** BEGIN **

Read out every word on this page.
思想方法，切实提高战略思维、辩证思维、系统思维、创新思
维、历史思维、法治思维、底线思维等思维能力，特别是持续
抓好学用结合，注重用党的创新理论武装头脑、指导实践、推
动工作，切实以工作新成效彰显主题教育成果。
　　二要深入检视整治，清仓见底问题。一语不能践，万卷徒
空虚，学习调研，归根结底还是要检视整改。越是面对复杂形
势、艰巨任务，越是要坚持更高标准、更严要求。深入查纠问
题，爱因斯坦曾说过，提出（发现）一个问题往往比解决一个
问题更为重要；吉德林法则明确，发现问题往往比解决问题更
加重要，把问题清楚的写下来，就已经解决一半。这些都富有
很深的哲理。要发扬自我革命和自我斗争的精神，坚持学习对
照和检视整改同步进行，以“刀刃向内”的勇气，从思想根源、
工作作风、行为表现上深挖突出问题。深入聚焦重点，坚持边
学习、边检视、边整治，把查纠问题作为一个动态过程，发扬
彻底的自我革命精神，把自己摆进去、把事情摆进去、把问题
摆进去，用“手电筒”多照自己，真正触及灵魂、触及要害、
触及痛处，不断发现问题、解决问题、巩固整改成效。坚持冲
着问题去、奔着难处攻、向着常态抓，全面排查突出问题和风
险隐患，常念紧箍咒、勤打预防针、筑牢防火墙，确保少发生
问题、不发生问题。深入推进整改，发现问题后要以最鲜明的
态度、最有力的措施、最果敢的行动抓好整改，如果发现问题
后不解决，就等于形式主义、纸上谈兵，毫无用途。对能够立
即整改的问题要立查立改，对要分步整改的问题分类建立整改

** END **

[Set exercise] Extract all lines as given.

[Solution to the problem]
Read out every word on this page.
思想方法，切实提高战略思维、辩证思维、系统思维、创新思
维、历史思维、法治思维、底线思维等思维能力，特别是持续
抓好学用结合，注重用党的创新理论武装头脑、指导实践、推
动工作，切实以工作新成效彰显主题教育成果。
　　二要深入检视整治，清仓见底问题。一语不能践，万卷徒
空虚，学习调研，归根结底还是要检视整改。越是面对复杂形
势、艰巨任务，越是要坚持更高标准、更严要求。深入查纠问
题，爱因斯坦曾说过，提出（发现）一个问题往往比解决一个
问题更为重要；吉德林法则明确，发现问题往往比解决问题更
加重要，把问题清楚的写下来，就已经解决一半。这些都富有
很深的哲理。要发扬自我革命和自我斗争的精神，坚持学习对
照和检视整改同步进行，以“刀刃向内”的勇气，从思想根源、
工作作风、行为表现上深挖突出问题。深入聚焦重点，坚持边
学习、边检视、边整治，把查纠问题作为一个动态过程，发扬
彻底的自我革命精神，把自己摆进去、把事情摆进去、把问题
摆进去，用“手电筒”多照自己，真正触及灵魂、触及要害、
触及痛处，不断发现问题、解决问题、巩固整改成效。坚持冲
着问题去、奔着难处攻、向着常态抓，全面排查突出问题和风
险隐患，常念紧箍咒、勤打预防针、筑牢防火墙，确保少发生
问题、不发生问题。深入推进整改，发现问题后要以最鲜明的
态度、最有力的措施、最果敢的行动抓好整改，如果发现问题
后不解决，就等于形式主义、纸上谈兵，毫无用途。对能够立
即整改的问题要立查立改，对要分步整改的问题分类建立整改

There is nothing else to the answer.